-- start of DATA LINES --

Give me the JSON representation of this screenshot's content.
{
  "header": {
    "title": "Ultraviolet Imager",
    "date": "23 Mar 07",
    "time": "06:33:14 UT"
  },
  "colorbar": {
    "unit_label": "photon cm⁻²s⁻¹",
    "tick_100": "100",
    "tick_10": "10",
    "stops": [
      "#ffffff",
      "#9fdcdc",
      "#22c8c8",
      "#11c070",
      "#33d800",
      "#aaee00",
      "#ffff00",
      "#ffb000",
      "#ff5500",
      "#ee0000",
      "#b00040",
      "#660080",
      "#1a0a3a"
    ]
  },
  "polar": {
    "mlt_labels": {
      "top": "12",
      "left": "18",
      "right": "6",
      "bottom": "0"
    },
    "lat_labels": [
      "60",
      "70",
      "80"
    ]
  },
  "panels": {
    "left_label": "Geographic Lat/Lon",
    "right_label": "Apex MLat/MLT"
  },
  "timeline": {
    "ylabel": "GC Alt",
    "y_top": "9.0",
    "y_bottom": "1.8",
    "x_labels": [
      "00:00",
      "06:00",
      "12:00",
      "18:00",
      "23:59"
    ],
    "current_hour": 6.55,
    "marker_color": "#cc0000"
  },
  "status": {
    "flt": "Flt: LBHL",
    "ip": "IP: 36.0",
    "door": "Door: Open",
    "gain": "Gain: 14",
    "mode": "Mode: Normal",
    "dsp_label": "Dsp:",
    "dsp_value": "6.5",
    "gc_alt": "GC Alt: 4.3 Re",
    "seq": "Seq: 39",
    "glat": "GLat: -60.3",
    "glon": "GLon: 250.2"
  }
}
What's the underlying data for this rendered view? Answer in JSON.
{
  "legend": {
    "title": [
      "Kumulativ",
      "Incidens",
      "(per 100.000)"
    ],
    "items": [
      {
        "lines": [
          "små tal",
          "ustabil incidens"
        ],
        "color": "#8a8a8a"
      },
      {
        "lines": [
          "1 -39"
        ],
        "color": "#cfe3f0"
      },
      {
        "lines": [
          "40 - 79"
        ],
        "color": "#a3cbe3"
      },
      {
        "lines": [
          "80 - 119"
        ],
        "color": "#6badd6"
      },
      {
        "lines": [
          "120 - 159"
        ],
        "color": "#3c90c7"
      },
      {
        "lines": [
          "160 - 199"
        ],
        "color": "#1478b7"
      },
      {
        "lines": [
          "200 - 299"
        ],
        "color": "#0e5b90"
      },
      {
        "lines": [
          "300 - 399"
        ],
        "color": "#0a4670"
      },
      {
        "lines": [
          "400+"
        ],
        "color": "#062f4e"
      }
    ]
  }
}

-- end of DATA LINES --

• _EXERCISE DETAILS_
List the lines of the entries that include "this".

• _REPLY TO THE TASK_
Give me the JSON representation of this screenshot's content.
What's the underlying data for this rendered view? Answer in JSON.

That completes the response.